* [TASK INSTRUCTIONS] Scan the entries below. List each line with "JSON".

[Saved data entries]
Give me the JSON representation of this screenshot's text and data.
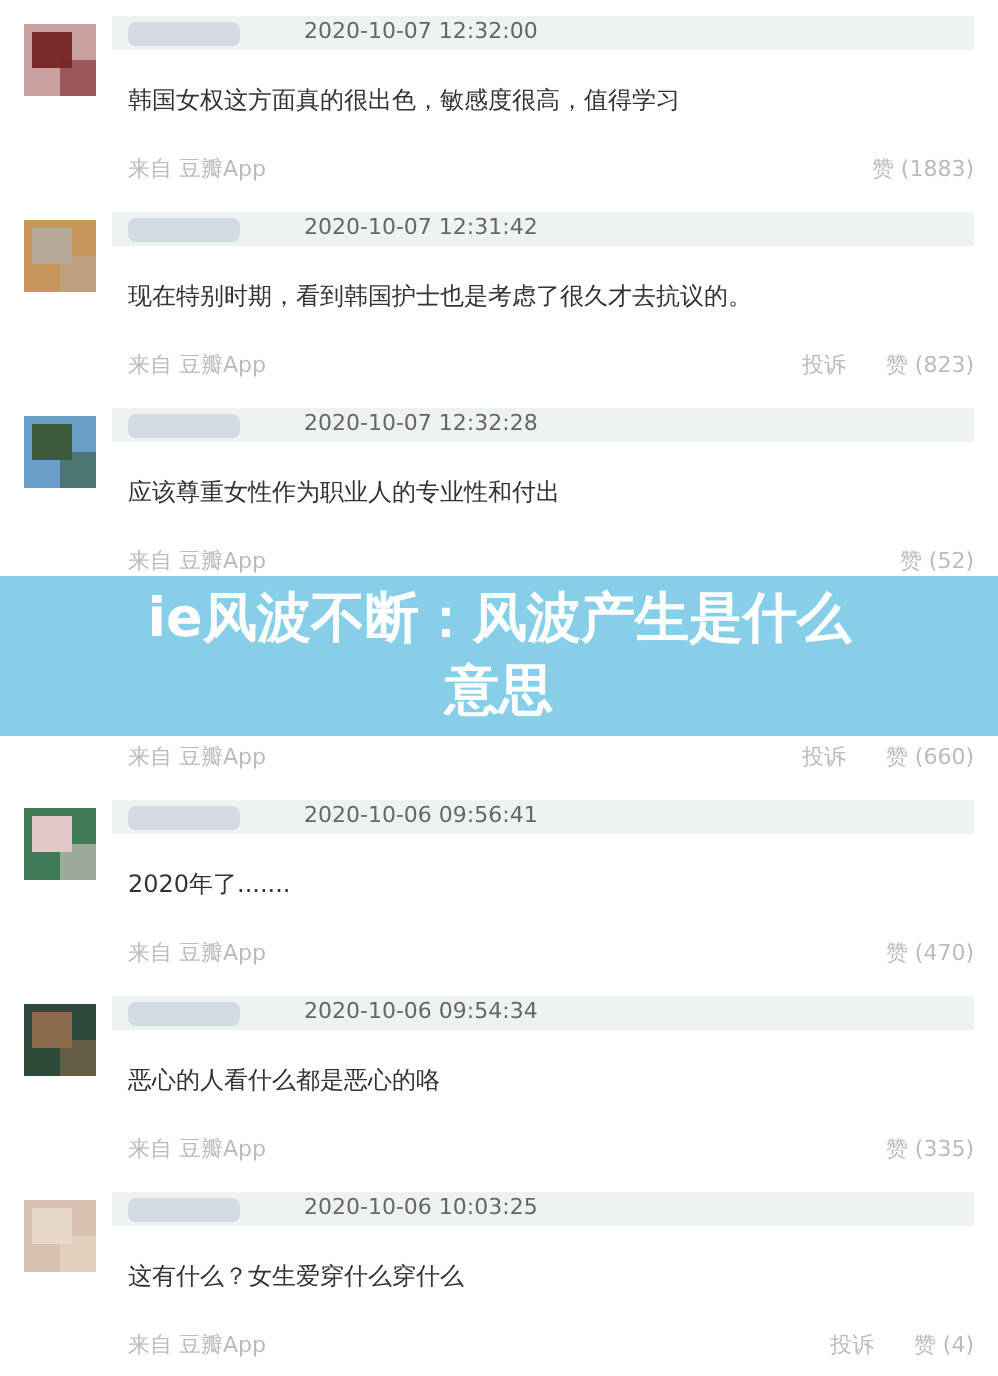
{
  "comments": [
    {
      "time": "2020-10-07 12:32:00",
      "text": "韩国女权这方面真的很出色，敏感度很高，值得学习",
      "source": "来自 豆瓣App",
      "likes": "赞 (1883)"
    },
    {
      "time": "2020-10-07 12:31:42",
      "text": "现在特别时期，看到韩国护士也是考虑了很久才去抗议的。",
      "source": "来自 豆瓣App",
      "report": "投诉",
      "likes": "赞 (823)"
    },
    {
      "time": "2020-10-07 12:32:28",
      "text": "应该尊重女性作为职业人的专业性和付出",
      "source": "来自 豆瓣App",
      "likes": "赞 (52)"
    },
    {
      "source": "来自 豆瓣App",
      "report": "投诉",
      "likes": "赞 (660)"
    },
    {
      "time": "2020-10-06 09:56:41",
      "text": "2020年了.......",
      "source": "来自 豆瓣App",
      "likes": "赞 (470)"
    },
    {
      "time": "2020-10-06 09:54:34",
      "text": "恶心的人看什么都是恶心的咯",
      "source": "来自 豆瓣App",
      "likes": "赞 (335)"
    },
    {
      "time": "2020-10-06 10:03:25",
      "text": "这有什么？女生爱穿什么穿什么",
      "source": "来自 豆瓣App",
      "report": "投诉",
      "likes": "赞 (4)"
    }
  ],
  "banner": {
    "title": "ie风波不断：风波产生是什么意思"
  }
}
---
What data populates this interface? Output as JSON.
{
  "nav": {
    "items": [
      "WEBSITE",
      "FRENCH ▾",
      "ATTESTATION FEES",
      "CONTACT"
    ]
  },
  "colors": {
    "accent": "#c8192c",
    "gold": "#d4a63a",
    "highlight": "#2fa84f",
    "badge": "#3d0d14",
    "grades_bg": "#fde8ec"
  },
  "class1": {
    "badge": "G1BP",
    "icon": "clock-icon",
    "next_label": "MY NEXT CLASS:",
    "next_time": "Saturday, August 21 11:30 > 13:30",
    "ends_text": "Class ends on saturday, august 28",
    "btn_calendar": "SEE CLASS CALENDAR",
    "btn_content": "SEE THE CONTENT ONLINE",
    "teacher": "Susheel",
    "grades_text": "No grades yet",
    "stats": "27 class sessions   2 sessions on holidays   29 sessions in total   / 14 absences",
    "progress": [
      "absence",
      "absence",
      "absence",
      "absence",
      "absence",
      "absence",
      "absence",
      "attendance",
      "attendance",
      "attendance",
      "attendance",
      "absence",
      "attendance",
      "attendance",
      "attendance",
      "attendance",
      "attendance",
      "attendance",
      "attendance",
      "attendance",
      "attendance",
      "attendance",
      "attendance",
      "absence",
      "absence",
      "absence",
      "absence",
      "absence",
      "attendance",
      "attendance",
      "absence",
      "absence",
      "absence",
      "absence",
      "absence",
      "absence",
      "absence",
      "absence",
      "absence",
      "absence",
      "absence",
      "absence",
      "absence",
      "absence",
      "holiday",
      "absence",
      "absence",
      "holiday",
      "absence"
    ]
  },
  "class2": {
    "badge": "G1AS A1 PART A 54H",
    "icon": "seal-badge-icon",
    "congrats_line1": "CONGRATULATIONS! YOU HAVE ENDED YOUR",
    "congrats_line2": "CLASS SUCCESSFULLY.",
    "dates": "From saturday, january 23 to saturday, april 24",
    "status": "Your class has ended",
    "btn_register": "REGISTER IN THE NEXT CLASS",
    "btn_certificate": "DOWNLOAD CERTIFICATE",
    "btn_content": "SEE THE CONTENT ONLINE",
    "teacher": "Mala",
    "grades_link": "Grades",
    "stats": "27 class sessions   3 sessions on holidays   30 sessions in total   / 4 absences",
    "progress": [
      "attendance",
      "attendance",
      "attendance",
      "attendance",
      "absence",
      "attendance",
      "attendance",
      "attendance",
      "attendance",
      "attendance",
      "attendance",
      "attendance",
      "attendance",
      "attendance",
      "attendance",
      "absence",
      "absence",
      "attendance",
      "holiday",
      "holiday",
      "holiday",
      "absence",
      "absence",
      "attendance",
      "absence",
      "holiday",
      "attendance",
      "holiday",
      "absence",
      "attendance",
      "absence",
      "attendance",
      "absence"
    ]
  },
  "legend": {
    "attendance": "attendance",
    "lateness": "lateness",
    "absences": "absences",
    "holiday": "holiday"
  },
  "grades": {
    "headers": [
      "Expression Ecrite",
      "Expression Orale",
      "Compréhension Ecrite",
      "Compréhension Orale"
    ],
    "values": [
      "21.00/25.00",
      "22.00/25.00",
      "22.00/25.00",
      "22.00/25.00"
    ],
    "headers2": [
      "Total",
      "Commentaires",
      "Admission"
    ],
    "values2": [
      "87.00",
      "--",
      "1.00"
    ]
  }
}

* [FULL RESPONSE]
Give me the JSON representation of this screenshot's text and data.
What data populates this interface? Output as JSON.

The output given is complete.